#### [Directions for this task]
Return every record exactly as written.

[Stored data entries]
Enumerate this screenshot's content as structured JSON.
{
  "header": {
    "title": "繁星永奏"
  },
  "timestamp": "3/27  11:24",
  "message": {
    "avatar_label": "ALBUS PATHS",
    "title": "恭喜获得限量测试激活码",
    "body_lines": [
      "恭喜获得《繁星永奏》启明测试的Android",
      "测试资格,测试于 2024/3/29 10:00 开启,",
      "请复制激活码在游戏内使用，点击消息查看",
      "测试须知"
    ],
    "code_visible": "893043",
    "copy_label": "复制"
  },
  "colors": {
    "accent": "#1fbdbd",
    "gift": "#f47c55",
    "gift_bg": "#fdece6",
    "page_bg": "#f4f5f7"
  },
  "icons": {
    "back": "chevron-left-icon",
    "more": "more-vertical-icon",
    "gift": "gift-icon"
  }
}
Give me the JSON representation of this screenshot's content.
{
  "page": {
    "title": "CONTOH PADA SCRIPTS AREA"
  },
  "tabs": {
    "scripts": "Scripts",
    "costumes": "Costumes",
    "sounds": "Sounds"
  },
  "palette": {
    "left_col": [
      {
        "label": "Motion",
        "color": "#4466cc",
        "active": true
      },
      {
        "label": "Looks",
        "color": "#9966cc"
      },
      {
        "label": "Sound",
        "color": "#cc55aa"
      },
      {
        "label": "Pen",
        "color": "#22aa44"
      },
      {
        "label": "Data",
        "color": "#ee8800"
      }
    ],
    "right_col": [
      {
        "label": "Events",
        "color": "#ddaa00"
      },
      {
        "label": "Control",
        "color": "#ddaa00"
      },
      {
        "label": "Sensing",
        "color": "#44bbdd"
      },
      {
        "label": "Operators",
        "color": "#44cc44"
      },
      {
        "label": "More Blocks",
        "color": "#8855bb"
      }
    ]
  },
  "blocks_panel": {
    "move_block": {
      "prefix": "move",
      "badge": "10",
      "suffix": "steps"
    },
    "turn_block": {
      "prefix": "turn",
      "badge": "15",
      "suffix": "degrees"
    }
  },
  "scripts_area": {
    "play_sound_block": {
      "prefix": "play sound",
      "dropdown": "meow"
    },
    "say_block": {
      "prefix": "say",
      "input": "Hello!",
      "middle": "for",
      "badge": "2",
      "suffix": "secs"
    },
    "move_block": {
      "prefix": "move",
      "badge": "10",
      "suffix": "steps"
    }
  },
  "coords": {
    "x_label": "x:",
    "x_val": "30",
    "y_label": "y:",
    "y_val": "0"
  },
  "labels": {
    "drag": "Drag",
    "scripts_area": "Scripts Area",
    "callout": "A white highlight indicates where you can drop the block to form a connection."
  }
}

#### [Response to this task]
Enumerate this screenshot's content as structured JSON.
{
  "header": {
    "title": "繁星永奏"
  },
  "timestamp": "3/27  11:24",
  "message": {
    "avatar_label": "ALBUS PATHS",
    "title": "恭喜获得限量测试激活码",
    "body_lines": [
      "恭喜获得《繁星永奏》启明测试的Android",
      "测试资格,测试于 2024/3/29 10:00 开启,",
      "请复制激活码在游戏内使用，点击消息查看",
      "测试须知"
    ],
    "code_visible": "893043",
    "copy_label": "复制"
  },
  "colors": {
    "accent": "#1fbdbd",
    "gift": "#f47c55",
    "gift_bg": "#fdece6",
    "page_bg": "#f4f5f7"
  },
  "icons": {
    "back": "chevron-left-icon",
    "more": "more-vertical-icon",
    "gift": "gift-icon"
  }
}
Give me the JSON representation of this screenshot's content.
{
  "page": {
    "title": "CONTOH PADA SCRIPTS AREA"
  },
  "tabs": {
    "scripts": "Scripts",
    "costumes": "Costumes",
    "sounds": "Sounds"
  },
  "palette": {
    "left_col": [
      {
        "label": "Motion",
        "color": "#4466cc",
        "active": true
      },
      {
        "label": "Looks",
        "color": "#9966cc"
      },
      {
        "label": "Sound",
        "color": "#cc55aa"
      },
      {
        "label": "Pen",
        "color": "#22aa44"
      },
      {
        "label": "Data",
        "color": "#ee8800"
      }
    ],
    "right_col": [
      {
        "label": "Events",
        "color": "#ddaa00"
      },
      {
        "label": "Control",
        "color": "#ddaa00"
      },
      {
        "label": "Sensing",
        "color": "#44bbdd"
      },
      {
        "label": "Operators",
        "color": "#44cc44"
      },
      {
        "label": "More Blocks",
        "color": "#8855bb"
      }
    ]
  },
  "blocks_panel": {
    "move_block": {
      "prefix": "move",
      "badge": "10",
      "suffix": "steps"
    },
    "turn_block": {
      "prefix": "turn",
      "badge": "15",
      "suffix": "degrees"
    }
  },
  "scripts_area": {
    "play_sound_block": {
      "prefix": "play sound",
      "dropdown": "meow"
    },
    "say_block": {
      "prefix": "say",
      "input": "Hello!",
      "middle": "for",
      "badge": "2",
      "suffix": "secs"
    },
    "move_block": {
      "prefix": "move",
      "badge": "10",
      "suffix": "steps"
    }
  },
  "coords": {
    "x_label": "x:",
    "x_val": "30",
    "y_label": "y:",
    "y_val": "0"
  },
  "labels": {
    "drag": "Drag",
    "scripts_area": "Scripts Area",
    "callout": "A white highlight indicates where you can drop the block to form a connection."
  }
}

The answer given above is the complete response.